§ **Aim**: Output each entry verbatim and exclude every picture from it.
--- begin Data for this exercise ---
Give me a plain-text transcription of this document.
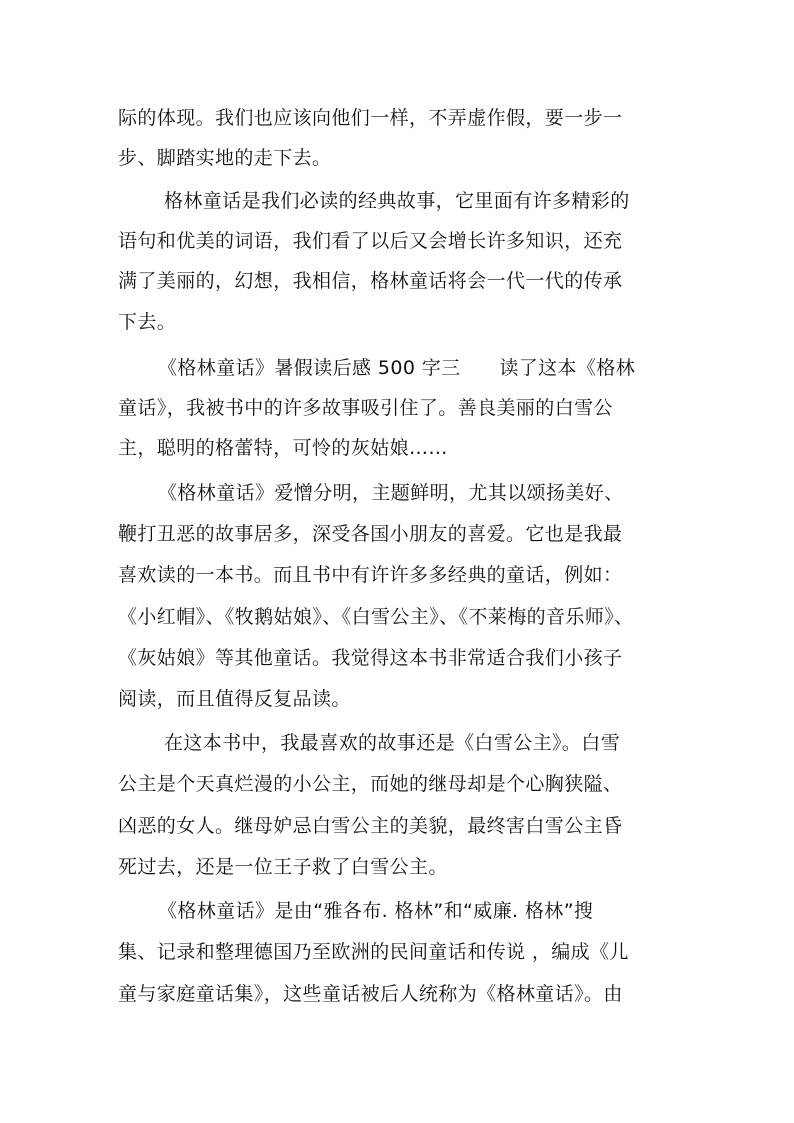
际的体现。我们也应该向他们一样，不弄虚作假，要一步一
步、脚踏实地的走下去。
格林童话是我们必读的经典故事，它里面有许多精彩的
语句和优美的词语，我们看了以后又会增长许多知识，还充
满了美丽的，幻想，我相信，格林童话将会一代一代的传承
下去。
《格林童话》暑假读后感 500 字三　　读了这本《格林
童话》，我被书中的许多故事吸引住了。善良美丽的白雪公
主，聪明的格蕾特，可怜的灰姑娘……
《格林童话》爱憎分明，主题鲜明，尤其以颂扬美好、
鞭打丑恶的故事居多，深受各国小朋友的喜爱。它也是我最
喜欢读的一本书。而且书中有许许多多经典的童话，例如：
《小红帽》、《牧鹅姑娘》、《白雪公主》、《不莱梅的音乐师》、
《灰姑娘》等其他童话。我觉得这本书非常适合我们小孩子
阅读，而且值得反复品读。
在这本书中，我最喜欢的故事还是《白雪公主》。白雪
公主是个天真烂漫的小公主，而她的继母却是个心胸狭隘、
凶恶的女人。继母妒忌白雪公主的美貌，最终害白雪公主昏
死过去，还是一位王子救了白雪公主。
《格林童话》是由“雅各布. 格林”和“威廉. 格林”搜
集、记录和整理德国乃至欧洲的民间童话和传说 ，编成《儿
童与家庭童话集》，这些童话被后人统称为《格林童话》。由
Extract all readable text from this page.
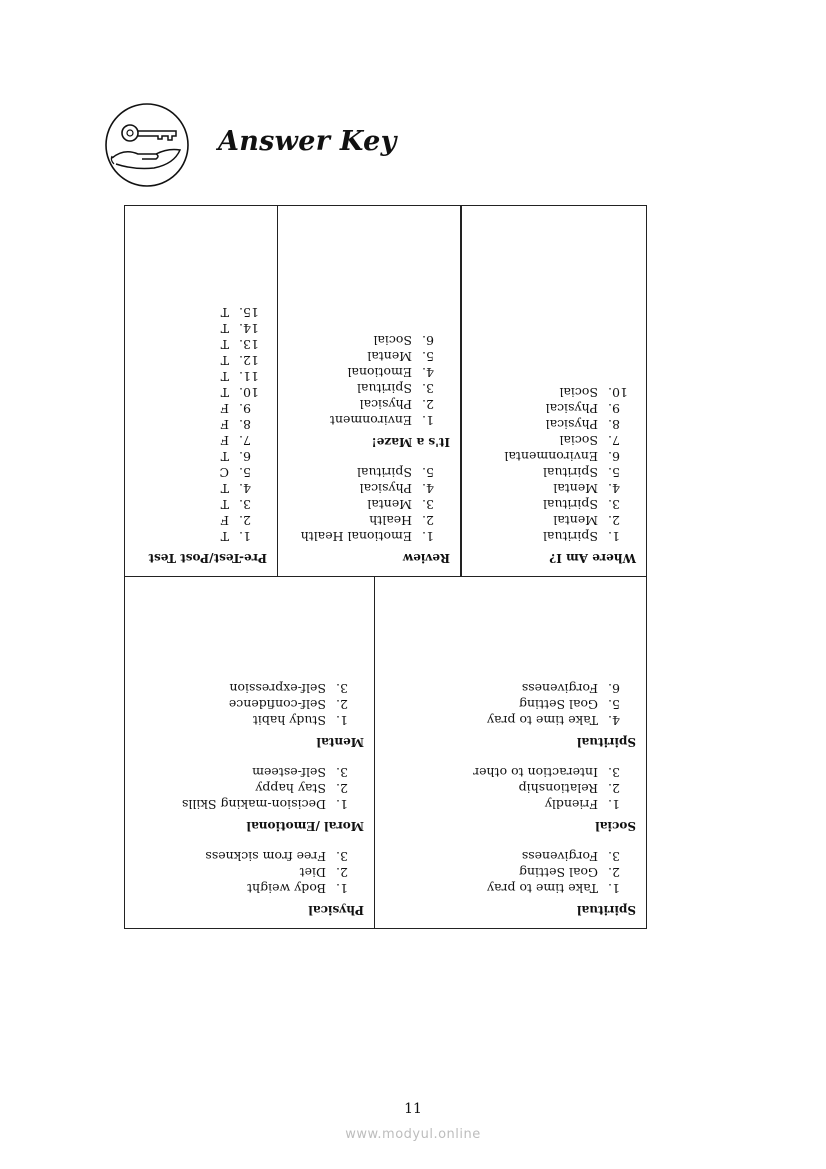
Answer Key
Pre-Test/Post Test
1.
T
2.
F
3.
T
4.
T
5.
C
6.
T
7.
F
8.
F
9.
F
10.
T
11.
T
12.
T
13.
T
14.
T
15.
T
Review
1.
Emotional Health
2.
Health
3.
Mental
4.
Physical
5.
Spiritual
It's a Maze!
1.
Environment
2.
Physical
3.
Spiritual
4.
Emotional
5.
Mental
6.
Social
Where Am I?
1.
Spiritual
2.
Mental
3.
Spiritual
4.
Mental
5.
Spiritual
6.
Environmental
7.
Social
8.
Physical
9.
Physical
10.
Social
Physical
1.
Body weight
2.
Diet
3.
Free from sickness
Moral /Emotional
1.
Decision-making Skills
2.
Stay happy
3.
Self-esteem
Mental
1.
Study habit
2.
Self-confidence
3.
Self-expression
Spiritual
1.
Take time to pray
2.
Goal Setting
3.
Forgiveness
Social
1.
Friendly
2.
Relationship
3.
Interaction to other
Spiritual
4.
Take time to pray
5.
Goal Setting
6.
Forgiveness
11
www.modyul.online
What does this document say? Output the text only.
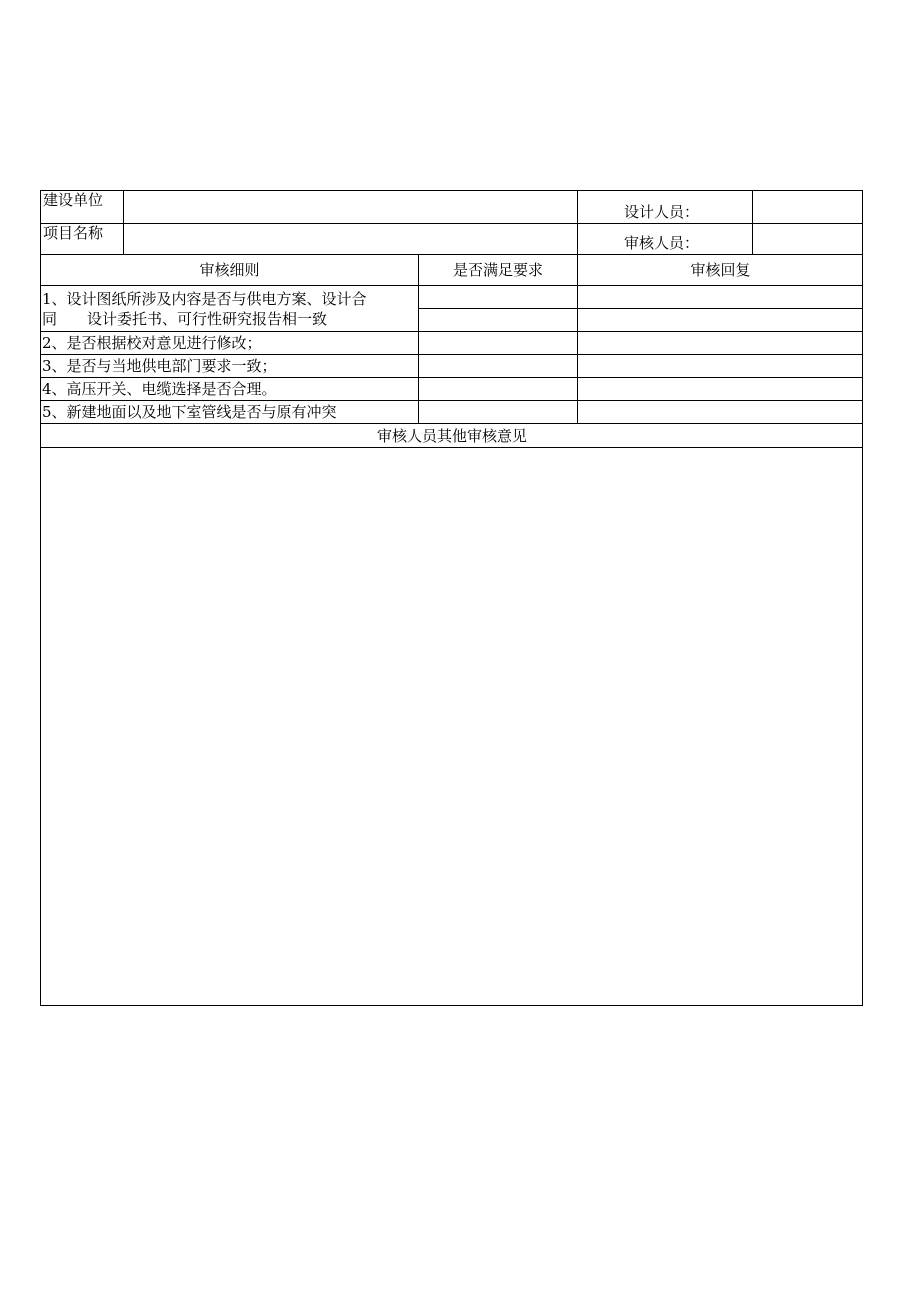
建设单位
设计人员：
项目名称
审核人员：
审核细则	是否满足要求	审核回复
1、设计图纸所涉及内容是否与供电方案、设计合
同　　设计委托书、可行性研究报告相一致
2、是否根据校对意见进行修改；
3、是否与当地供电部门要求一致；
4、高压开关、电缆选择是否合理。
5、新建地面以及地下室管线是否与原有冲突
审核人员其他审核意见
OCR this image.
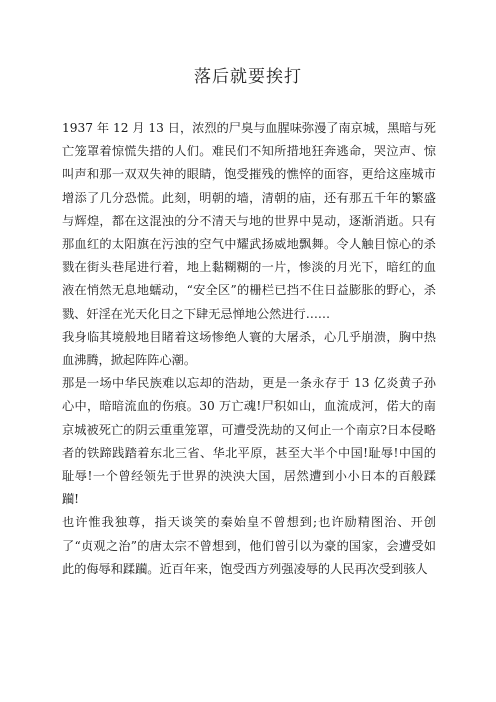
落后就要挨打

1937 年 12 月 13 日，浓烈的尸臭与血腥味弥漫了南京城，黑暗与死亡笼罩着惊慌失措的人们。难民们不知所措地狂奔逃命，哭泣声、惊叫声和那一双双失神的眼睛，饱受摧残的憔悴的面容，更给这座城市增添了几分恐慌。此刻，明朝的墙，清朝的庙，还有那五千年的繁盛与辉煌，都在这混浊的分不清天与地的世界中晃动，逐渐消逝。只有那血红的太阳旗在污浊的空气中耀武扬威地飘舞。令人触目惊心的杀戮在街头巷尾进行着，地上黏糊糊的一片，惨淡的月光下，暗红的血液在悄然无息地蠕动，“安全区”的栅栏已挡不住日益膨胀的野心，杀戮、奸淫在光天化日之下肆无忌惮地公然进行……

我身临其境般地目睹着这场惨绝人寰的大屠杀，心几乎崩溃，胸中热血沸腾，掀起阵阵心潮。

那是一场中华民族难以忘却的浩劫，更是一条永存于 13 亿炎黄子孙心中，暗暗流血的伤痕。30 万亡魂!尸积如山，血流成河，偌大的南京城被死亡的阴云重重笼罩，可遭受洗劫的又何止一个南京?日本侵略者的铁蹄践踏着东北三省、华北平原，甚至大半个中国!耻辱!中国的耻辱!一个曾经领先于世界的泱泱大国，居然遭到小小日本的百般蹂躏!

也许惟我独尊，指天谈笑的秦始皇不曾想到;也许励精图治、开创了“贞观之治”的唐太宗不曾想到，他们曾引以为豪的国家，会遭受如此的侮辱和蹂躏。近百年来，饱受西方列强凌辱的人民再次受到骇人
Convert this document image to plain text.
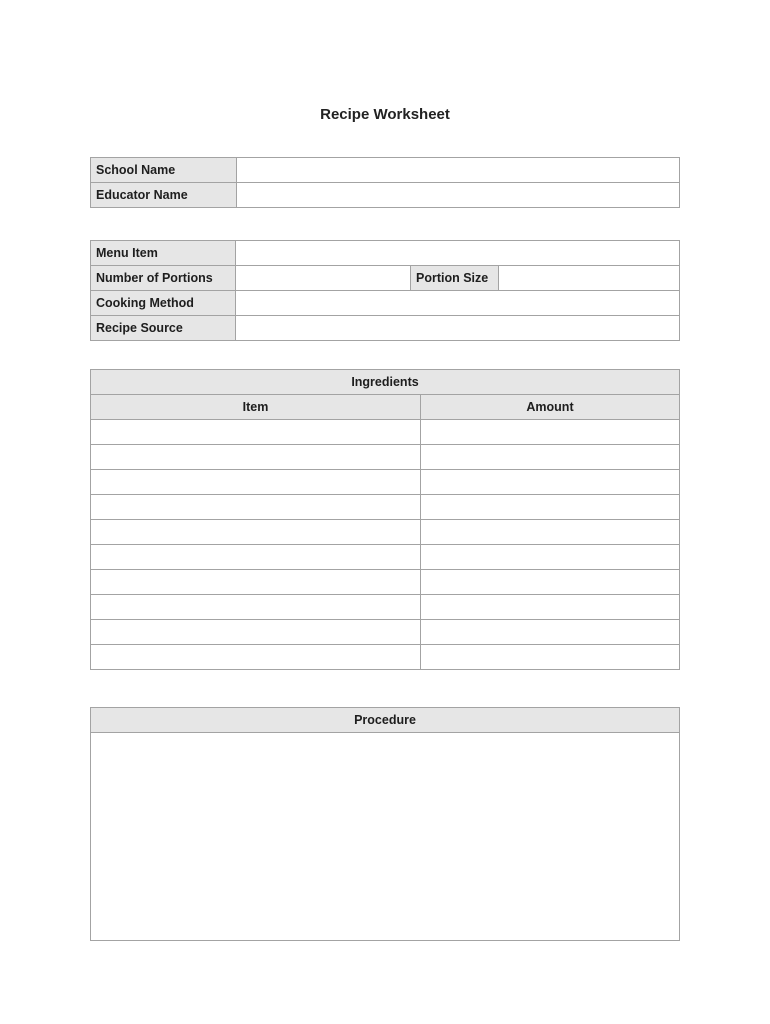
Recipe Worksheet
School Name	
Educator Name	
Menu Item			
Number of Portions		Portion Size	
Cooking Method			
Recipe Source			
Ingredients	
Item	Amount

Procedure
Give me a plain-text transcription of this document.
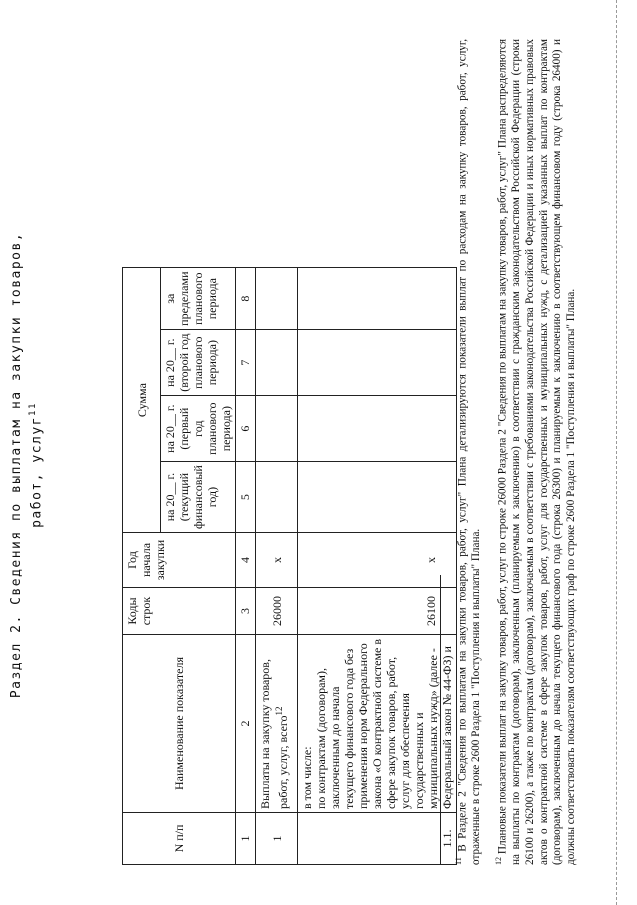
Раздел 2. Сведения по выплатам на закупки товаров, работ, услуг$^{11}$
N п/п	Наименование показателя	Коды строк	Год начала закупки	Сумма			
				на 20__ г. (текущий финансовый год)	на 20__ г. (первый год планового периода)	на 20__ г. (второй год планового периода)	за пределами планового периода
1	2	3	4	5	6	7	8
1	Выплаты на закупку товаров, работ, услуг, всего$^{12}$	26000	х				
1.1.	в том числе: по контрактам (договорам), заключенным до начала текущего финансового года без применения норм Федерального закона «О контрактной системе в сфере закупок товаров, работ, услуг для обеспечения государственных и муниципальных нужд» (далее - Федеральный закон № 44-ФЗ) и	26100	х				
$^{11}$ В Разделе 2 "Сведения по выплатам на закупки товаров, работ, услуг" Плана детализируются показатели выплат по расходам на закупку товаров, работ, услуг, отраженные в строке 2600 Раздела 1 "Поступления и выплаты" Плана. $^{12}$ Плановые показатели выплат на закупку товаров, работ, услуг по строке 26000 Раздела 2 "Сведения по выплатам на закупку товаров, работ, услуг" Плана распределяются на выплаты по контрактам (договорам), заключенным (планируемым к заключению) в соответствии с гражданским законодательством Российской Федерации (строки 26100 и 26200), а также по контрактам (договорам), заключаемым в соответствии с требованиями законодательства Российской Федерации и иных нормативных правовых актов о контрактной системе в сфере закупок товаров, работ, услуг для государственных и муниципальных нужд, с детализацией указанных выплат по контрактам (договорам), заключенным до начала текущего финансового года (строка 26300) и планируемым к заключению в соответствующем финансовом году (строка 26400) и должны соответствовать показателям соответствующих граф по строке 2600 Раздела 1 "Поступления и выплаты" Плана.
--- end Data for this exercise ---
§ **Output**:
Give me a plain-text transcription of this document.
际的体现。我们也应该向他们一样，不弄虚作假，要一步一
步、脚踏实地的走下去。
格林童话是我们必读的经典故事，它里面有许多精彩的
语句和优美的词语，我们看了以后又会增长许多知识，还充
满了美丽的，幻想，我相信，格林童话将会一代一代的传承
下去。
《格林童话》暑假读后感 500 字三　　读了这本《格林
童话》，我被书中的许多故事吸引住了。善良美丽的白雪公
主，聪明的格蕾特，可怜的灰姑娘……
《格林童话》爱憎分明，主题鲜明，尤其以颂扬美好、
鞭打丑恶的故事居多，深受各国小朋友的喜爱。它也是我最
喜欢读的一本书。而且书中有许许多多经典的童话，例如：
《小红帽》、《牧鹅姑娘》、《白雪公主》、《不莱梅的音乐师》、
《灰姑娘》等其他童话。我觉得这本书非常适合我们小孩子
阅读，而且值得反复品读。
在这本书中，我最喜欢的故事还是《白雪公主》。白雪
公主是个天真烂漫的小公主，而她的继母却是个心胸狭隘、
凶恶的女人。继母妒忌白雪公主的美貌，最终害白雪公主昏
死过去，还是一位王子救了白雪公主。
《格林童话》是由“雅各布. 格林”和“威廉. 格林”搜
集、记录和整理德国乃至欧洲的民间童话和传说 ，编成《儿
童与家庭童话集》，这些童话被后人统称为《格林童话》。由
Extract all readable text from this page.
Answer Key
Pre-Test/Post Test
1.
T
2.
F
3.
T
4.
T
5.
C
6.
T
7.
F
8.
F
9.
F
10.
T
11.
T
12.
T
13.
T
14.
T
15.
T
Review
1.
Emotional Health
2.
Health
3.
Mental
4.
Physical
5.
Spiritual
It's a Maze!
1.
Environment
2.
Physical
3.
Spiritual
4.
Emotional
5.
Mental
6.
Social
Where Am I?
1.
Spiritual
2.
Mental
3.
Spiritual
4.
Mental
5.
Spiritual
6.
Environmental
7.
Social
8.
Physical
9.
Physical
10.
Social
Physical
1.
Body weight
2.
Diet
3.
Free from sickness
Moral /Emotional
1.
Decision-making Skills
2.
Stay happy
3.
Self-esteem
Mental
1.
Study habit
2.
Self-confidence
3.
Self-expression
Spiritual
1.
Take time to pray
2.
Goal Setting
3.
Forgiveness
Social
1.
Friendly
2.
Relationship
3.
Interaction to other
Spiritual
4.
Take time to pray
5.
Goal Setting
6.
Forgiveness
11
www.modyul.online
What does this document say? Output the text only.
建设单位
设计人员：
项目名称
审核人员：
审核细则	是否满足要求	审核回复
1、设计图纸所涉及内容是否与供电方案、设计合
同　　设计委托书、可行性研究报告相一致
2、是否根据校对意见进行修改；
3、是否与当地供电部门要求一致；
4、高压开关、电缆选择是否合理。
5、新建地面以及地下室管线是否与原有冲突
审核人员其他审核意见
OCR this image.
落后就要挨打

1937 年 12 月 13 日，浓烈的尸臭与血腥味弥漫了南京城，黑暗与死亡笼罩着惊慌失措的人们。难民们不知所措地狂奔逃命，哭泣声、惊叫声和那一双双失神的眼睛，饱受摧残的憔悴的面容，更给这座城市增添了几分恐慌。此刻，明朝的墙，清朝的庙，还有那五千年的繁盛与辉煌，都在这混浊的分不清天与地的世界中晃动，逐渐消逝。只有那血红的太阳旗在污浊的空气中耀武扬威地飘舞。令人触目惊心的杀戮在街头巷尾进行着，地上黏糊糊的一片，惨淡的月光下，暗红的血液在悄然无息地蠕动，“安全区”的栅栏已挡不住日益膨胀的野心，杀戮、奸淫在光天化日之下肆无忌惮地公然进行……

我身临其境般地目睹着这场惨绝人寰的大屠杀，心几乎崩溃，胸中热血沸腾，掀起阵阵心潮。

那是一场中华民族难以忘却的浩劫，更是一条永存于 13 亿炎黄子孙心中，暗暗流血的伤痕。30 万亡魂!尸积如山，血流成河，偌大的南京城被死亡的阴云重重笼罩，可遭受洗劫的又何止一个南京?日本侵略者的铁蹄践踏着东北三省、华北平原，甚至大半个中国!耻辱!中国的耻辱!一个曾经领先于世界的泱泱大国，居然遭到小小日本的百般蹂躏!

也许惟我独尊，指天谈笑的秦始皇不曾想到;也许励精图治、开创了“贞观之治”的唐太宗不曾想到，他们曾引以为豪的国家，会遭受如此的侮辱和蹂躏。近百年来，饱受西方列强凌辱的人民再次受到骇人
Convert this document image to plain text.
Recipe Worksheet
School Name	
Educator Name	
Menu Item			
Number of Portions		Portion Size	
Cooking Method			
Recipe Source			
Ingredients	
Item	Amount

Procedure
Give me a plain-text transcription of this document.
Раздел 2. Сведения по выплатам на закупки товаров, работ, услуг$^{11}$
N п/п	Наименование показателя	Коды строк	Год начала закупки	Сумма			
				на 20__ г. (текущий финансовый год)	на 20__ г. (первый год планового периода)	на 20__ г. (второй год планового периода)	за пределами планового периода
1	2	3	4	5	6	7	8
1	Выплаты на закупку товаров, работ, услуг, всего$^{12}$	26000	х				
1.1.	в том числе: по контрактам (договорам), заключенным до начала текущего финансового года без применения норм Федерального закона «О контрактной системе в сфере закупок товаров, работ, услуг для обеспечения государственных и муниципальных нужд» (далее - Федеральный закон № 44-ФЗ) и	26100	х				
$^{11}$ В Разделе 2 "Сведения по выплатам на закупки товаров, работ, услуг" Плана детализируются показатели выплат по расходам на закупку товаров, работ, услуг, отраженные в строке 2600 Раздела 1 "Поступления и выплаты" Плана. $^{12}$ Плановые показатели выплат на закупку товаров, работ, услуг по строке 26000 Раздела 2 "Сведения по выплатам на закупку товаров, работ, услуг" Плана распределяются на выплаты по контрактам (договорам), заключенным (планируемым к заключению) в соответствии с гражданским законодательством Российской Федерации (строки 26100 и 26200), а также по контрактам (договорам), заключаемым в соответствии с требованиями законодательства Российской Федерации и иных нормативных правовых актов о контрактной системе в сфере закупок товаров, работ, услуг для государственных и муниципальных нужд, с детализацией указанных выплат по контрактам (договорам), заключенным до начала текущего финансового года (строка 26300) и планируемым к заключению в соответствующем финансовом году (строка 26400) и должны соответствовать показателям соответствующих граф по строке 2600 Раздела 1 "Поступления и выплаты" Плана.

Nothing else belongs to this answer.